=== DIRECTIONS FOR THIS TASK ===
Repeat each entry as written and leave the images out of the copy.
+++ EXTRACTED INFORMATION
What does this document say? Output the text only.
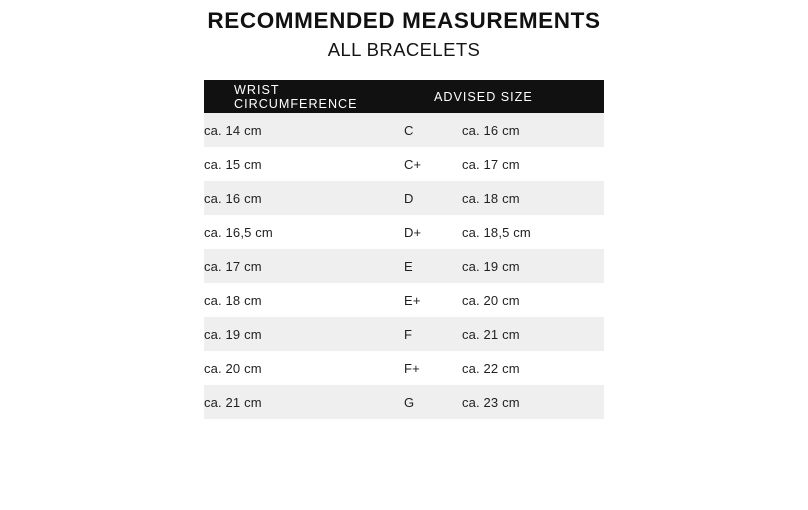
RECOMMENDED MEASUREMENTS
ALL BRACELETS
WRIST CIRCUMFERENCE	ADVISED SIZE	

ca. 14 cm	C	ca. 16 cm
ca. 15 cm	C+	ca. 17 cm
ca. 16 cm	D	ca. 18 cm
ca. 16,5 cm	D+	ca. 18,5 cm
ca. 17 cm	E	ca. 19 cm
ca. 18 cm	E+	ca. 20 cm
ca. 19 cm	F	ca. 21 cm
ca. 20 cm	F+	ca. 22 cm
ca. 21 cm	G	ca. 23 cm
++++++
=== CORRECT RESPONSE ===
What does this document say? Output the text only.
RECOMMENDED MEASUREMENTS
ALL BRACELETS
WRIST CIRCUMFERENCE	ADVISED SIZE	

ca. 14 cm	C	ca. 16 cm
ca. 15 cm	C+	ca. 17 cm
ca. 16 cm	D	ca. 18 cm
ca. 16,5 cm	D+	ca. 18,5 cm
ca. 17 cm	E	ca. 19 cm
ca. 18 cm	E+	ca. 20 cm
ca. 19 cm	F	ca. 21 cm
ca. 20 cm	F+	ca. 22 cm
ca. 21 cm	G	ca. 23 cm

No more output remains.